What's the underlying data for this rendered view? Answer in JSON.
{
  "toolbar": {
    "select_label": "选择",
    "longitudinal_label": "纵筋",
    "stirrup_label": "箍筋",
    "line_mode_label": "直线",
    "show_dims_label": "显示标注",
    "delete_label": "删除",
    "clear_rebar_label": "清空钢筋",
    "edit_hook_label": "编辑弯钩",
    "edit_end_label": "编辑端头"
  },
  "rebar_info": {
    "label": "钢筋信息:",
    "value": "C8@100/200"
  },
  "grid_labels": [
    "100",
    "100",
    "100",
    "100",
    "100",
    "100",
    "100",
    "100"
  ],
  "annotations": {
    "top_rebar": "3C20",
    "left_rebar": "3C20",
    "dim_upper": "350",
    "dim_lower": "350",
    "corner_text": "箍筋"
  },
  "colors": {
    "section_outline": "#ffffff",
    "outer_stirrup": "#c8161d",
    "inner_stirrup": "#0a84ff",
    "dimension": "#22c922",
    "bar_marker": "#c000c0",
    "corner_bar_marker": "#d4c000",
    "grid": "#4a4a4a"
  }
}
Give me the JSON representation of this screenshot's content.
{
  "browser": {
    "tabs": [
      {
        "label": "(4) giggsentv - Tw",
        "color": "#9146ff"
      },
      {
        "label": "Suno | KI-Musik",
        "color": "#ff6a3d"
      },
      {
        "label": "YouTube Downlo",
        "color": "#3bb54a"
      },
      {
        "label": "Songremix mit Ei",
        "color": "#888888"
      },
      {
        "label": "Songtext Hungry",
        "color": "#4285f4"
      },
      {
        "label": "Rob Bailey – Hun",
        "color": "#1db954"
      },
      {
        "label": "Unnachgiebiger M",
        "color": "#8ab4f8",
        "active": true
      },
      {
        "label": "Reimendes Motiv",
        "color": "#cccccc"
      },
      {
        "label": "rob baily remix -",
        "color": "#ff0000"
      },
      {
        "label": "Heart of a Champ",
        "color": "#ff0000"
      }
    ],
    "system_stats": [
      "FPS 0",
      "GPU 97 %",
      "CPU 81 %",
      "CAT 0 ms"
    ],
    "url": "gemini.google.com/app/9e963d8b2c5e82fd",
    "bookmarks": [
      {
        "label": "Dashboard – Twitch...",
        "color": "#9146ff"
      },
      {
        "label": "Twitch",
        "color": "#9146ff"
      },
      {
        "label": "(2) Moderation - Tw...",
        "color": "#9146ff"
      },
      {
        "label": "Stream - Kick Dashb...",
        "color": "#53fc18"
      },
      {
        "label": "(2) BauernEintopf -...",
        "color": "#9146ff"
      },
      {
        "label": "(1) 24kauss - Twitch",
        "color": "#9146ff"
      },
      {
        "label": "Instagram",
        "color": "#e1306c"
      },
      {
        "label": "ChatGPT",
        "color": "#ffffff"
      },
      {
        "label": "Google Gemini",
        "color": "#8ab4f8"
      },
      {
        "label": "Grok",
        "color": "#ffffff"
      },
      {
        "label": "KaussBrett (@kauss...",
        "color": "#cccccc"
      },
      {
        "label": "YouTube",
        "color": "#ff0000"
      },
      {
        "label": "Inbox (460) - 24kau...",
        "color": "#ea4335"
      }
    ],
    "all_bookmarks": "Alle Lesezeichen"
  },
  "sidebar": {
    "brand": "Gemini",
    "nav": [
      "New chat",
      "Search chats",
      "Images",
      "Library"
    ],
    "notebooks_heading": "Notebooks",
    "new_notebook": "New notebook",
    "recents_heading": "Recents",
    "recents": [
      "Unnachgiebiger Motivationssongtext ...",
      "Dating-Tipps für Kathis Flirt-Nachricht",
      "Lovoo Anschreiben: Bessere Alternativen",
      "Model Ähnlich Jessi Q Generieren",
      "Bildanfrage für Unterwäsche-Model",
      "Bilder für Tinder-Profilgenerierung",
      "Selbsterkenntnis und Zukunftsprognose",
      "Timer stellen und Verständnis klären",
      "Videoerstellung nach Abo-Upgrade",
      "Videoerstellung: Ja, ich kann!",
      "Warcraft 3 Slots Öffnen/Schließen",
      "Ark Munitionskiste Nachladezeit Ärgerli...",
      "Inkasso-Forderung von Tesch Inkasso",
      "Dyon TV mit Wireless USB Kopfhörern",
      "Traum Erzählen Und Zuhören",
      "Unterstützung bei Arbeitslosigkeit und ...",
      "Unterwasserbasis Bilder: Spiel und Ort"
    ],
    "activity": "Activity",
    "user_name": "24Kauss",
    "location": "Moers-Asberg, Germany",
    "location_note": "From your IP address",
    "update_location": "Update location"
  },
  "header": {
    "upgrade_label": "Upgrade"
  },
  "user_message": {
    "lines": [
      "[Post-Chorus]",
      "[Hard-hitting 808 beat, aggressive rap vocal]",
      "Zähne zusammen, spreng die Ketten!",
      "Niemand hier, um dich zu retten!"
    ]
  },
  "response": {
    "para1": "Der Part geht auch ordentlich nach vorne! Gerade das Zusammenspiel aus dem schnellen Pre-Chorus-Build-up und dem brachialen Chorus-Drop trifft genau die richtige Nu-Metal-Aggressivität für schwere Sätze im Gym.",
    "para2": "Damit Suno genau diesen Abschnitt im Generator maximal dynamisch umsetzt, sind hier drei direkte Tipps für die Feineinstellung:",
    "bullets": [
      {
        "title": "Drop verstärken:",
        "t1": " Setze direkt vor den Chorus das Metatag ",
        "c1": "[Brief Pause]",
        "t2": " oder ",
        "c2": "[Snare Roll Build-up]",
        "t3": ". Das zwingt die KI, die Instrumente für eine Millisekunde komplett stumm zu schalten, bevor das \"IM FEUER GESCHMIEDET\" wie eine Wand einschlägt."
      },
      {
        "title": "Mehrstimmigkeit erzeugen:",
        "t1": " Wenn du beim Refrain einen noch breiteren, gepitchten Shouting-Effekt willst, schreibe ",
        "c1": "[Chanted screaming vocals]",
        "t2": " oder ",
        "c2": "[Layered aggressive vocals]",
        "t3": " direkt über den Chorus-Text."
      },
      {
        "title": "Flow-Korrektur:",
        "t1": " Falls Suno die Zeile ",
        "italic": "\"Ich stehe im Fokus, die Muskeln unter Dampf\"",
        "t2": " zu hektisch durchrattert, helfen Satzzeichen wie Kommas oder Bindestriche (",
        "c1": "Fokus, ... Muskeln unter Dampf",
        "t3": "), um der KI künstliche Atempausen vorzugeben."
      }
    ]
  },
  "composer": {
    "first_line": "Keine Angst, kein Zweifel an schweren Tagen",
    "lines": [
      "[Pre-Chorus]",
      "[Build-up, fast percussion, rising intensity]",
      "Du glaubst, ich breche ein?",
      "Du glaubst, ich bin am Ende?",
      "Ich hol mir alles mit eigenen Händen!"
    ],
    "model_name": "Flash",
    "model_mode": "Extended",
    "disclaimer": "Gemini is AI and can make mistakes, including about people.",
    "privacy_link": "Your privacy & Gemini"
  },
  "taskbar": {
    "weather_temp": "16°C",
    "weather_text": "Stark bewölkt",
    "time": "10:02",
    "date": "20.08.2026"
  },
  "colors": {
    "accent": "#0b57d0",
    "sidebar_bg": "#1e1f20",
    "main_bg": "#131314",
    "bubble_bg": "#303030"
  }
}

----------------

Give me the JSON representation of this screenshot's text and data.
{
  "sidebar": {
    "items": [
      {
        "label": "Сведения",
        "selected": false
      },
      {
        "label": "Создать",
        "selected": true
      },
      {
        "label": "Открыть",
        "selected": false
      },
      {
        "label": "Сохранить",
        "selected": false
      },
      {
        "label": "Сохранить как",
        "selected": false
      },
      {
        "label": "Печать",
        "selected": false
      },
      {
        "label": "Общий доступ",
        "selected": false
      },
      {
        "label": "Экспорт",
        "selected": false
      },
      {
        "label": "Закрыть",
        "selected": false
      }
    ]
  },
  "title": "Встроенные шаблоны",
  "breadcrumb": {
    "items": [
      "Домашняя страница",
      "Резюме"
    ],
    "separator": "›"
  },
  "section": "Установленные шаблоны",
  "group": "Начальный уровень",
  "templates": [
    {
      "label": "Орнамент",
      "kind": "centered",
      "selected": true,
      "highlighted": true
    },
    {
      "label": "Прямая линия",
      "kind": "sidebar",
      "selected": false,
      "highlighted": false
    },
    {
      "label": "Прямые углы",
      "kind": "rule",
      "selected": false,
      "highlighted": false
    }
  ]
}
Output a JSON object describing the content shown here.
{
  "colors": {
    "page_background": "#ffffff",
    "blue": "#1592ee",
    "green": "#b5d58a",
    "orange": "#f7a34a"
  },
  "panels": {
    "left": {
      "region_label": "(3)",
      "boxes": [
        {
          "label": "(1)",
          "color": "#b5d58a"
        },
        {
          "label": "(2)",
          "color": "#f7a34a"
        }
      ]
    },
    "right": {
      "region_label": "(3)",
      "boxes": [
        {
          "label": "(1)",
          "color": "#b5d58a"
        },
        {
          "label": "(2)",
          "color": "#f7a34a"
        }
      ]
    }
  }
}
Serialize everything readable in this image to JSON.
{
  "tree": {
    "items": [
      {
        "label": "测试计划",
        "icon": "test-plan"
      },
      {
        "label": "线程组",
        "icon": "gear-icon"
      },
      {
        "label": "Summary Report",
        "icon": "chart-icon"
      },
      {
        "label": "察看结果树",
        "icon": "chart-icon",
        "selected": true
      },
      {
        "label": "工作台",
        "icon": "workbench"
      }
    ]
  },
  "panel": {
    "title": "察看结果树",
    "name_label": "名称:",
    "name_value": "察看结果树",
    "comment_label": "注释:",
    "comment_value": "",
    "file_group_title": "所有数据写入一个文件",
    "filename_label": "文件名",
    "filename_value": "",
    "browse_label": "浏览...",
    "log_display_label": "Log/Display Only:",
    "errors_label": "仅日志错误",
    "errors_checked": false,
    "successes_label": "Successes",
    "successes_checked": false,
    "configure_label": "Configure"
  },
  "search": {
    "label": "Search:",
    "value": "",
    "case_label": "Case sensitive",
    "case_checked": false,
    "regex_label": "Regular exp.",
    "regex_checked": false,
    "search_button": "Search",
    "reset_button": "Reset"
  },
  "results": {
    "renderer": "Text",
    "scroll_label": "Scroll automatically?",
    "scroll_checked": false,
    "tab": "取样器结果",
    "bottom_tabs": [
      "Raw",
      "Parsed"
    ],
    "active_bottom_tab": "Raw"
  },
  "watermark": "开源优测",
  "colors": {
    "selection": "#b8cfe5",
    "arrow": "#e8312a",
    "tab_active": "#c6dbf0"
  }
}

----------------

### Exercise prompt
Go through the listing above line by line and say how many lines hold the word "Chorus". Reply with that number only.

### Solution to the exercise
5